━━━━━ MATERIAL FOR THIS EXERCISE

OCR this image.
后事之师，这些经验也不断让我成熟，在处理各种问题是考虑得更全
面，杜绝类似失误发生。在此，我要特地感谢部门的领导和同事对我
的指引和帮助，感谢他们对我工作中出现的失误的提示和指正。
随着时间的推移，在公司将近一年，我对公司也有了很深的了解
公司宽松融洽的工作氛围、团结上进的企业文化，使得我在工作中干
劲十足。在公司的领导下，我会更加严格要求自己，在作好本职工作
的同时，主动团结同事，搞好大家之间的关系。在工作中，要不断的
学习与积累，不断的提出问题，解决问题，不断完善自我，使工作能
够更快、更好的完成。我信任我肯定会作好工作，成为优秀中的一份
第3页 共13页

━━━━━━━━━━

Print all the data exactly.

SOLVED EXERCISE:
OCR this image.
后事之师，这些经验也不断让我成熟，在处理各种问题是考虑得更全
面，杜绝类似失误发生。在此，我要特地感谢部门的领导和同事对我
的指引和帮助，感谢他们对我工作中出现的失误的提示和指正。
随着时间的推移，在公司将近一年，我对公司也有了很深的了解
公司宽松融洽的工作氛围、团结上进的企业文化，使得我在工作中干
劲十足。在公司的领导下，我会更加严格要求自己，在作好本职工作
的同时，主动团结同事，搞好大家之间的关系。在工作中，要不断的
学习与积累，不断的提出问题，解决问题，不断完善自我，使工作能
够更快、更好的完成。我信任我肯定会作好工作，成为优秀中的一份
第3页 共13页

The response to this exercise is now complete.